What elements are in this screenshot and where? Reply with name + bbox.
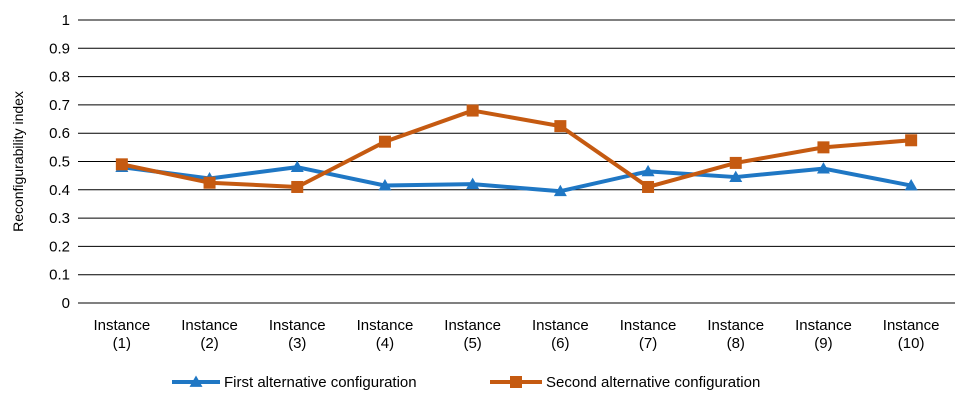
data-point — [729, 156, 742, 169]
data-point — [642, 180, 655, 193]
legend: First alternative configuration Second al… — [172, 374, 760, 391]
y-axis-ticks: 0 0.1 0.2 0.3 0.4 0.5 0.6 0.7 0.8 0.9 1 — [49, 12, 70, 312]
x-tick-label: Instance (5) — [444, 317, 501, 352]
data-point — [466, 177, 480, 190]
x-tick-label: Instance (4) — [357, 317, 414, 352]
y-tick-label: 0.4 — [49, 182, 70, 199]
y-tick-label: 0 — [62, 295, 70, 312]
x-axis-ticks: Instance (1) Instance (2) Instance (3) Instanc… — [93, 317, 939, 352]
data-point — [729, 170, 743, 182]
y-tick-label: 0.6 — [49, 125, 70, 142]
x-tick-label: Instance (7) — [620, 317, 677, 352]
data-point — [904, 179, 918, 191]
x-tick-label: Instance (9) — [795, 317, 852, 352]
legend-marker — [510, 376, 522, 388]
data-point — [641, 164, 655, 177]
data-point — [378, 135, 391, 148]
x-tick-label: Instance (8) — [707, 317, 764, 352]
data-point — [554, 120, 567, 133]
series-line — [121, 108, 912, 189]
legend-item-2: Second alternative configuration — [490, 374, 760, 391]
data-point — [905, 134, 918, 147]
gridlines — [78, 19, 955, 304]
data-point — [817, 141, 830, 154]
y-tick-label: 0.5 — [49, 154, 70, 171]
x-tick-label: Instance (10) — [883, 317, 940, 352]
series-group — [115, 104, 918, 197]
data-point — [553, 184, 567, 197]
data-point — [378, 179, 392, 191]
y-tick-label: 0.8 — [49, 69, 70, 86]
data-point — [466, 104, 479, 117]
legend-label: Second alternative configuration — [546, 374, 760, 391]
series-2 — [115, 104, 918, 193]
data-point — [290, 160, 304, 173]
x-tick-label: Instance (1) — [93, 317, 150, 352]
y-tick-label: 0.1 — [49, 267, 70, 284]
data-point — [115, 158, 128, 171]
series-line — [121, 165, 912, 194]
data-point — [203, 176, 216, 189]
x-tick-label: Instance (6) — [532, 317, 589, 352]
y-tick-label: 0.3 — [49, 210, 70, 227]
x-tick-label: Instance (3) — [269, 317, 326, 352]
y-tick-label: 0.9 — [49, 40, 70, 57]
x-tick-label: Instance (2) — [181, 317, 238, 352]
legend-label: First alternative configuration — [224, 374, 417, 391]
y-tick-label: 0.2 — [49, 238, 70, 255]
legend-marker — [189, 375, 203, 387]
legend-item-1: First alternative configuration — [172, 374, 417, 391]
y-axis-label: Reconfigurability index — [10, 91, 26, 232]
series-1 — [115, 160, 918, 197]
data-point — [816, 162, 830, 174]
y-tick-label: 1 — [62, 12, 70, 29]
y-tick-label: 0.7 — [49, 97, 70, 114]
data-point — [291, 180, 304, 193]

**EXERCISE**
Copy all of the data above line for line without changing anything, and leave the picture out of your copy.

**PROBLEM SOLUTION**
What elements are in this screenshot and where? Reply with name + bbox.
data-point — [729, 156, 742, 169]
data-point — [642, 180, 655, 193]
legend: First alternative configuration Second al… — [172, 374, 760, 391]
y-axis-ticks: 0 0.1 0.2 0.3 0.4 0.5 0.6 0.7 0.8 0.9 1 — [49, 12, 70, 312]
x-tick-label: Instance (5) — [444, 317, 501, 352]
data-point — [466, 177, 480, 190]
x-tick-label: Instance (4) — [357, 317, 414, 352]
y-tick-label: 0.4 — [49, 182, 70, 199]
y-tick-label: 0 — [62, 295, 70, 312]
x-axis-ticks: Instance (1) Instance (2) Instance (3) Instanc… — [93, 317, 939, 352]
data-point — [729, 170, 743, 182]
y-tick-label: 0.6 — [49, 125, 70, 142]
x-tick-label: Instance (7) — [620, 317, 677, 352]
data-point — [904, 179, 918, 191]
x-tick-label: Instance (9) — [795, 317, 852, 352]
legend-marker — [510, 376, 522, 388]
data-point — [641, 164, 655, 177]
data-point — [378, 135, 391, 148]
x-tick-label: Instance (8) — [707, 317, 764, 352]
data-point — [554, 120, 567, 133]
series-line — [121, 108, 912, 189]
legend-item-2: Second alternative configuration — [490, 374, 760, 391]
data-point — [905, 134, 918, 147]
gridlines — [78, 19, 955, 304]
data-point — [817, 141, 830, 154]
y-tick-label: 0.5 — [49, 154, 70, 171]
x-tick-label: Instance (10) — [883, 317, 940, 352]
series-group — [115, 104, 918, 197]
data-point — [553, 184, 567, 197]
data-point — [378, 179, 392, 191]
y-tick-label: 0.8 — [49, 69, 70, 86]
data-point — [466, 104, 479, 117]
legend-label: Second alternative configuration — [546, 374, 760, 391]
series-2 — [115, 104, 918, 193]
data-point — [290, 160, 304, 173]
x-tick-label: Instance (1) — [93, 317, 150, 352]
y-tick-label: 0.1 — [49, 267, 70, 284]
data-point — [115, 158, 128, 171]
series-line — [121, 165, 912, 194]
data-point — [203, 176, 216, 189]
x-tick-label: Instance (6) — [532, 317, 589, 352]
y-tick-label: 0.3 — [49, 210, 70, 227]
x-tick-label: Instance (3) — [269, 317, 326, 352]
y-tick-label: 0.9 — [49, 40, 70, 57]
x-tick-label: Instance (2) — [181, 317, 238, 352]
legend-label: First alternative configuration — [224, 374, 417, 391]
y-tick-label: 0.2 — [49, 238, 70, 255]
legend-marker — [189, 375, 203, 387]
legend-item-1: First alternative configuration — [172, 374, 417, 391]
y-axis-label: Reconfigurability index — [10, 91, 26, 232]
series-1 — [115, 160, 918, 197]
data-point — [816, 162, 830, 174]
y-tick-label: 1 — [62, 12, 70, 29]
y-tick-label: 0.7 — [49, 97, 70, 114]
data-point — [291, 180, 304, 193]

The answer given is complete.